> [Requirements]: Find the word "Simone" in the material below and gather every line that contains it.

> [Stored records]:
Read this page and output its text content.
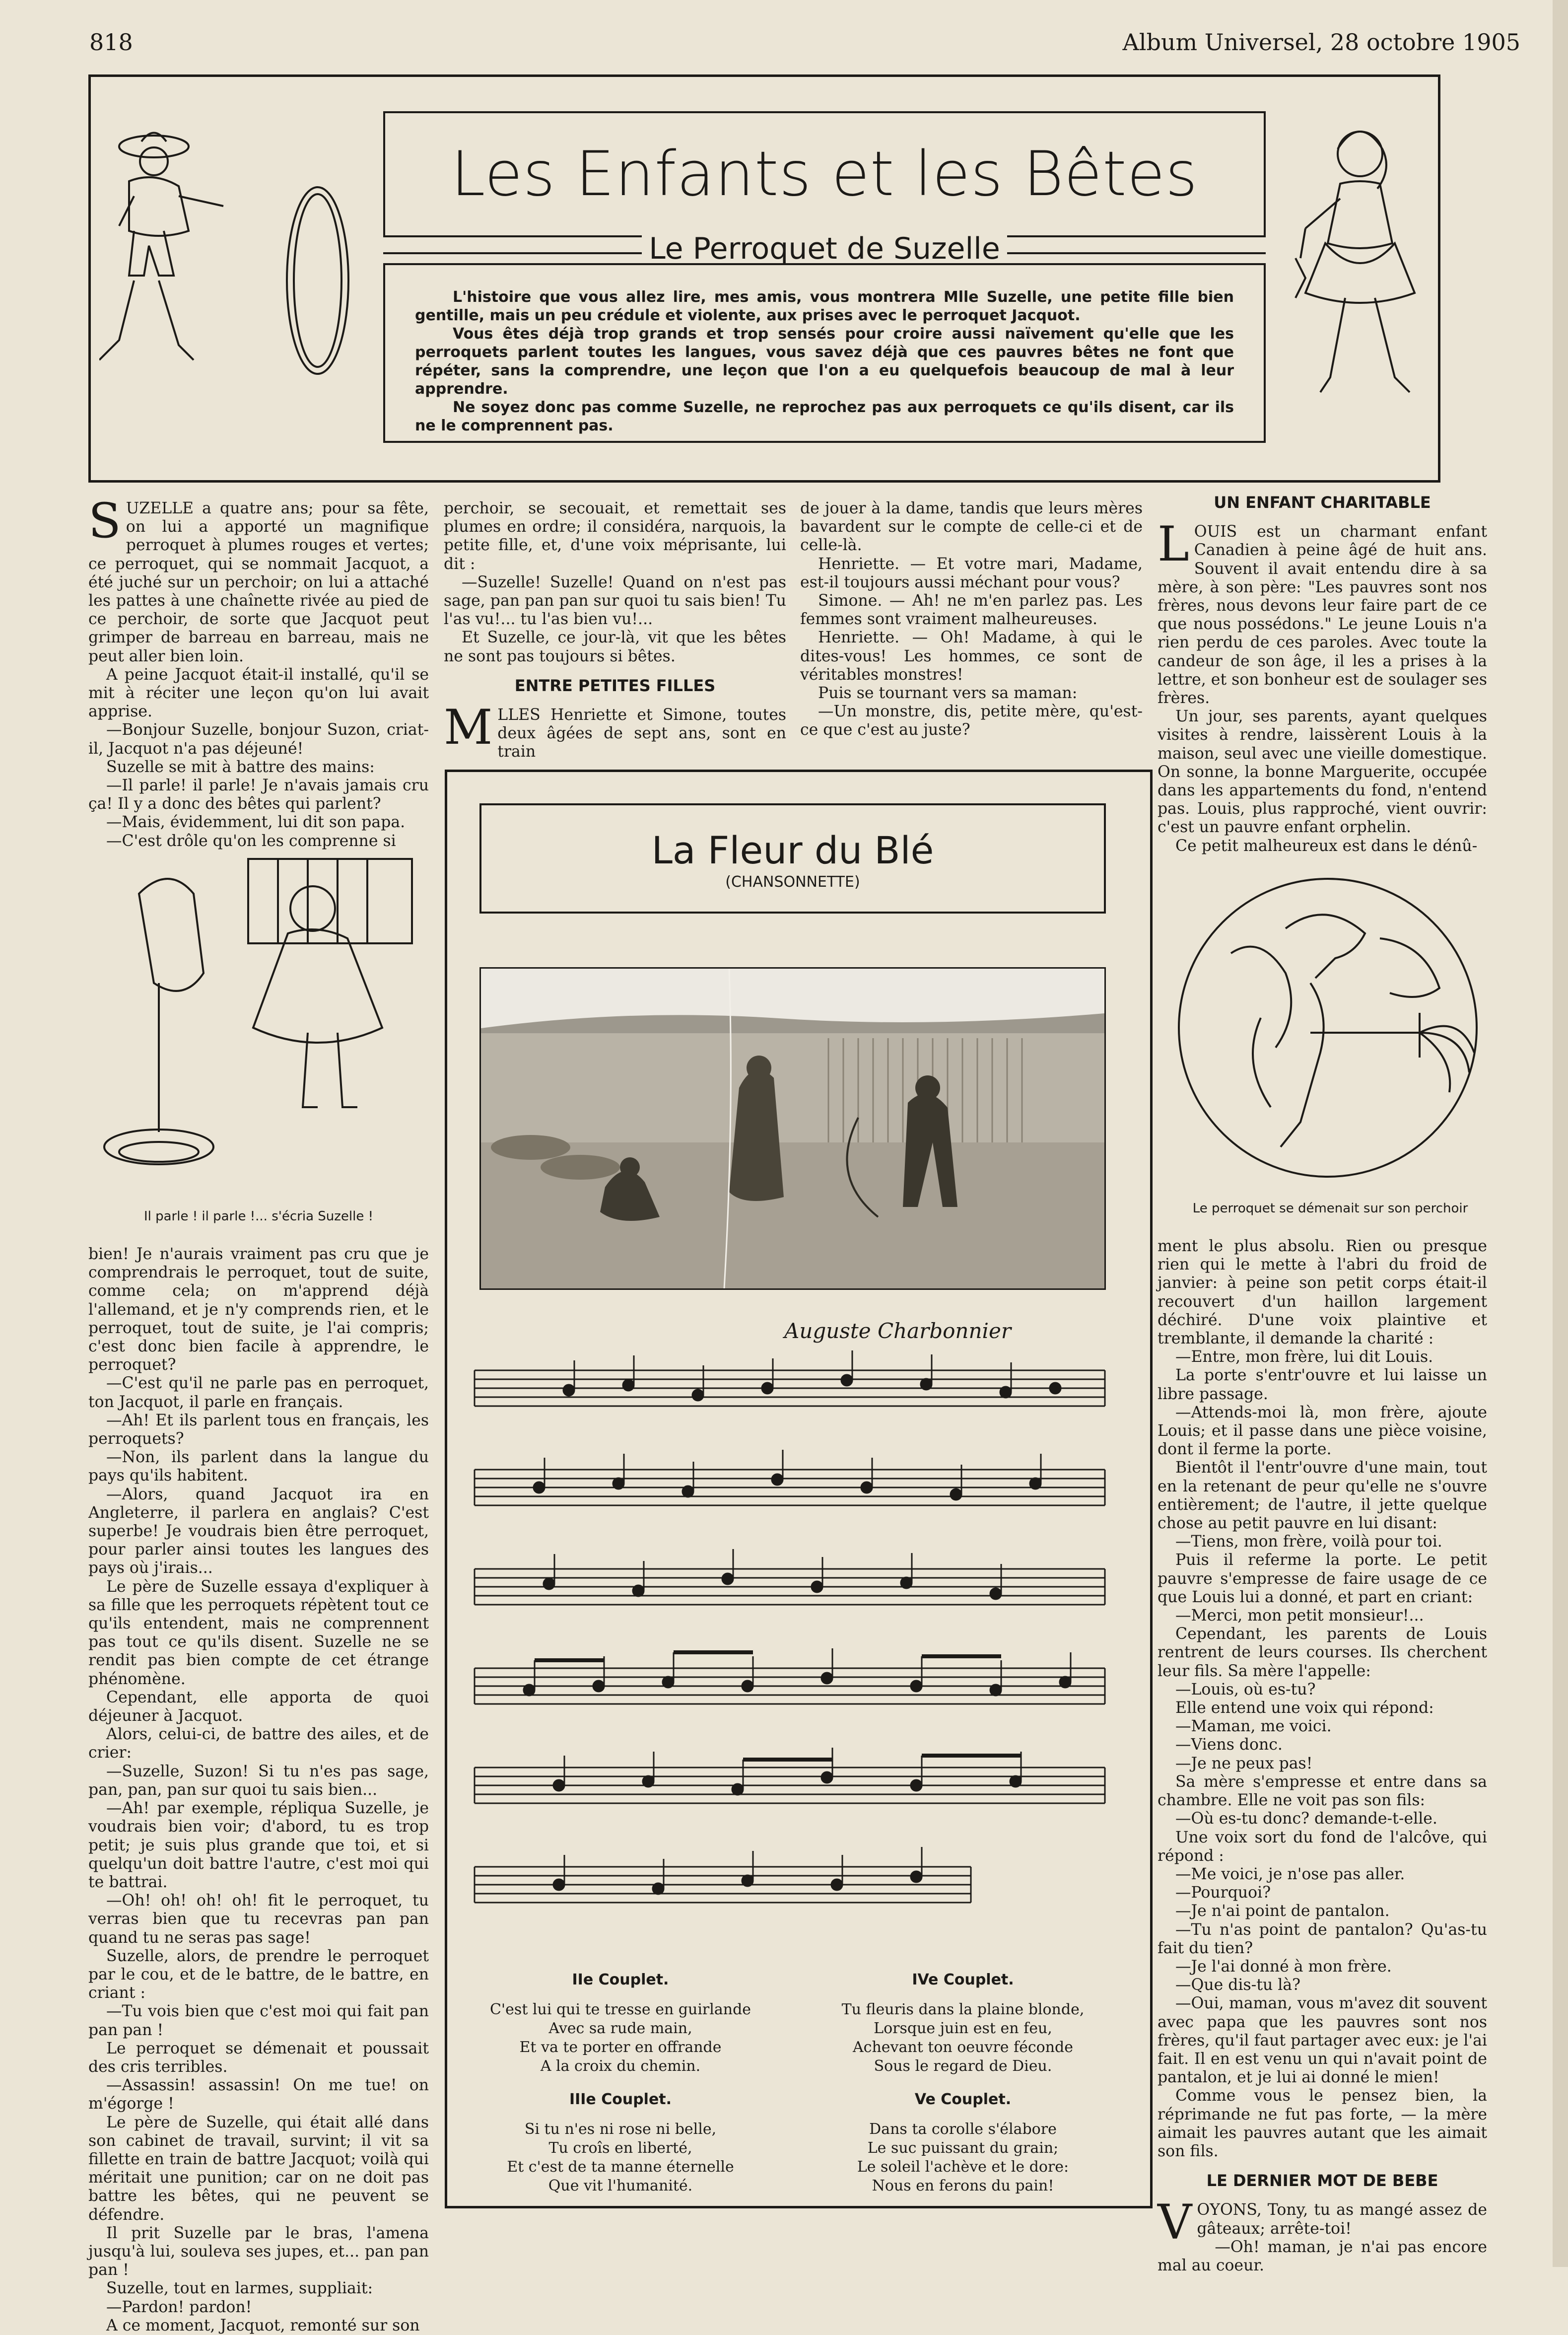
818	Album Universel, 28 octobre 1905
Les Enfants et les Bêtes
Le Perroquet de Suzelle

L'histoire que vous allez lire, mes amis, vous montrera Mlle Suzelle, une petite fille bien gentille, mais un peu crédule et violente, aux prises avec le perroquet Jacquot.

Vous êtes déjà trop grands et trop sensés pour croire aussi naïvement qu'elle que les perroquets parlent toutes les langues, vous savez déjà que ces pauvres bêtes ne font que répéter, sans la comprendre, une leçon que l'on a eu quelquefois beaucoup de mal à leur apprendre.

Ne soyez donc pas comme Suzelle, ne reprochez pas aux perroquets ce qu'ils disent, car ils ne le comprennent pas.

S UZELLE a quatre ans; pour sa fête, on lui a apporté un magnifique perroquet à plumes rouges et vertes; ce perroquet, qui se nommait Jacquot, a été juché sur un perchoir; on lui a attaché les pattes à une chaînette rivée au pied de ce perchoir, de sorte que Jacquot peut grimper de barreau en barreau, mais ne peut aller bien loin.

A peine Jacquot était-il installé, qu'il se mit à réciter une leçon qu'on lui avait apprise.

—Bonjour Suzelle, bonjour Suzon, criat-il, Jacquot n'a pas déjeuné!

Suzelle se mit à battre des mains:

—Il parle! il parle! Je n'avais jamais cru ça! Il y a donc des bêtes qui parlent?

—Mais, évidemment, lui dit son papa.

—C'est drôle qu'on les comprenne si

Il parle ! il parle !... s'écria Suzelle !

bien! Je n'aurais vraiment pas cru que je comprendrais le perroquet, tout de suite, comme cela; on m'apprend déjà l'allemand, et je n'y comprends rien, et le perroquet, tout de suite, je l'ai compris; c'est donc bien facile à apprendre, le perroquet?

—C'est qu'il ne parle pas en perroquet, ton Jacquot, il parle en français.

—Ah! Et ils parlent tous en français, les perroquets?

—Non, ils parlent dans la langue du pays qu'ils habitent.

—Alors, quand Jacquot ira en Angleterre, il parlera en anglais? C'est superbe! Je voudrais bien être perroquet, pour parler ainsi toutes les langues des pays où j'irais...

Le père de Suzelle essaya d'expliquer à sa fille que les perroquets répètent tout ce qu'ils entendent, mais ne comprennent pas tout ce qu'ils disent. Suzelle ne se rendit pas bien compte de cet étrange phénomène.

Cependant, elle apporta de quoi déjeuner à Jacquot.

Alors, celui-ci, de battre des ailes, et de crier:

—Suzelle, Suzon! Si tu n'es pas sage, pan, pan, pan sur quoi tu sais bien...

—Ah! par exemple, répliqua Suzelle, je voudrais bien voir; d'abord, tu es trop petit; je suis plus grande que toi, et si quelqu'un doit battre l'autre, c'est moi qui te battrai.

—Oh! oh! oh! oh! fit le perroquet, tu verras bien que tu recevras pan pan quand tu ne seras pas sage!

Suzelle, alors, de prendre le perroquet par le cou, et de le battre, de le battre, en criant :

—Tu vois bien que c'est moi qui fait pan pan pan !

Le perroquet se démenait et poussait des cris terribles.

—Assassin! assassin! On me tue! on m'égorge !

Le père de Suzelle, qui était allé dans son cabinet de travail, survint; il vit sa fillette en train de battre Jacquot; voilà qui méritait une punition; car on ne doit pas battre les bêtes, qui ne peuvent se défendre.

Il prit Suzelle par le bras, l'amena jusqu'à lui, souleva ses jupes, et... pan pan pan !

Suzelle, tout en larmes, suppliait:

—Pardon! pardon!

A ce moment, Jacquot, remonté sur son

perchoir, se secouait, et remettait ses plumes en ordre; il considéra, narquois, la petite fille, et, d'une voix méprisante, lui dit :

—Suzelle! Suzelle! Quand on n'est pas sage, pan pan pan sur quoi tu sais bien! Tu l'as vu!... tu l'as bien vu!...

Et Suzelle, ce jour-là, vit que les bêtes ne sont pas toujours si bêtes.

ENTRE PETITES FILLES
M LLES Henriette et Simone, toutes deux âgées de sept ans, sont en train

de jouer à la dame, tandis que leurs mères bavardent sur le compte de celle-ci et de celle-là.

Henriette. — Et votre mari, Madame, est-il toujours aussi méchant pour vous?

Simone. — Ah! ne m'en parlez pas. Les femmes sont vraiment malheureuses.

Henriette. — Oh! Madame, à qui le dites-vous! Les hommes, ce sont de véritables monstres!

Puis se tournant vers sa maman:

—Un monstre, dis, petite mère, qu'est-ce que c'est au juste?

La Fleur du Blé
(CHANSONNETTE)
Auguste Charbonnier
IIe Couplet.
C'est lui qui te tresse en guirlande
Avec sa rude main,
Et va te porter en offrande
A la croix du chemin.
IIIe Couplet.
Si tu n'es ni rose ni belle,
Tu croîs en liberté,
Et c'est de ta manne éternelle
Que vit l'humanité.
IVe Couplet.
Tu fleuris dans la plaine blonde,
Lorsque juin est en feu,
Achevant ton oeuvre féconde
Sous le regard de Dieu.
Ve Couplet.
Dans ta corolle s'élabore
Le suc puissant du grain;
Le soleil l'achève et le dore:
Nous en ferons du pain!
UN ENFANT CHARITABLE
L OUIS est un charmant enfant Canadien à peine âgé de huit ans. Souvent il avait entendu dire à sa mère, à son père: "Les pauvres sont nos frères, nous devons leur faire part de ce que nous possédons." Le jeune Louis n'a rien perdu de ces paroles. Avec toute la candeur de son âge, il les a prises à la lettre, et son bonheur est de soulager ses frères.

Un jour, ses parents, ayant quelques visites à rendre, laissèrent Louis à la maison, seul avec une vieille domestique. On sonne, la bonne Marguerite, occupée dans les appartements du fond, n'entend pas. Louis, plus rapproché, vient ouvrir: c'est un pauvre enfant orphelin.

Ce petit malheureux est dans le dénû-

Le perroquet se démenait sur son perchoir

ment le plus absolu. Rien ou presque rien qui le mette à l'abri du froid de janvier: à peine son petit corps était-il recouvert d'un haillon largement déchiré. D'une voix plaintive et tremblante, il demande la charité :

—Entre, mon frère, lui dit Louis.

La porte s'entr'ouvre et lui laisse un libre passage.

—Attends-moi là, mon frère, ajoute Louis; et il passe dans une pièce voisine, dont il ferme la porte.

Bientôt il l'entr'ouvre d'une main, tout en la retenant de peur qu'elle ne s'ouvre entièrement; de l'autre, il jette quelque chose au petit pauvre en lui disant:

—Tiens, mon frère, voilà pour toi.

Puis il referme la porte. Le petit pauvre s'empresse de faire usage de ce que Louis lui a donné, et part en criant:

—Merci, mon petit monsieur!...

Cependant, les parents de Louis rentrent de leurs courses. Ils cherchent leur fils. Sa mère l'appelle:

—Louis, où es-tu?

Elle entend une voix qui répond:

—Maman, me voici.

—Viens donc.

—Je ne peux pas!

Sa mère s'empresse et entre dans sa chambre. Elle ne voit pas son fils:

—Où es-tu donc? demande-t-elle.

Une voix sort du fond de l'alcôve, qui répond :

—Me voici, je n'ose pas aller.

—Pourquoi?

—Je n'ai point de pantalon.

—Tu n'as point de pantalon? Qu'as-tu fait du tien?

—Je l'ai donné à mon frère.

—Que dis-tu là?

—Oui, maman, vous m'avez dit souvent avec papa que les pauvres sont nos frères, qu'il faut partager avec eux: je l'ai fait. Il en est venu un qui n'avait point de pantalon, et je lui ai donné le mien!

Comme vous le pensez bien, la réprimande ne fut pas forte, — la mère aimait les pauvres autant que les aimait son fils.

LE DERNIER MOT DE BEBE
V OYONS, Tony, tu as mangé assez de gâteaux; arrête-toi!

—Oh! maman, je n'ai pas encore mal au coeur.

> [The reply]:
M LLES Henriette et Simone, toutes deux âgées de sept ans, sont en train
Simone. — Ah! ne m'en parlez pas. Les femmes sont vraiment malheureuses.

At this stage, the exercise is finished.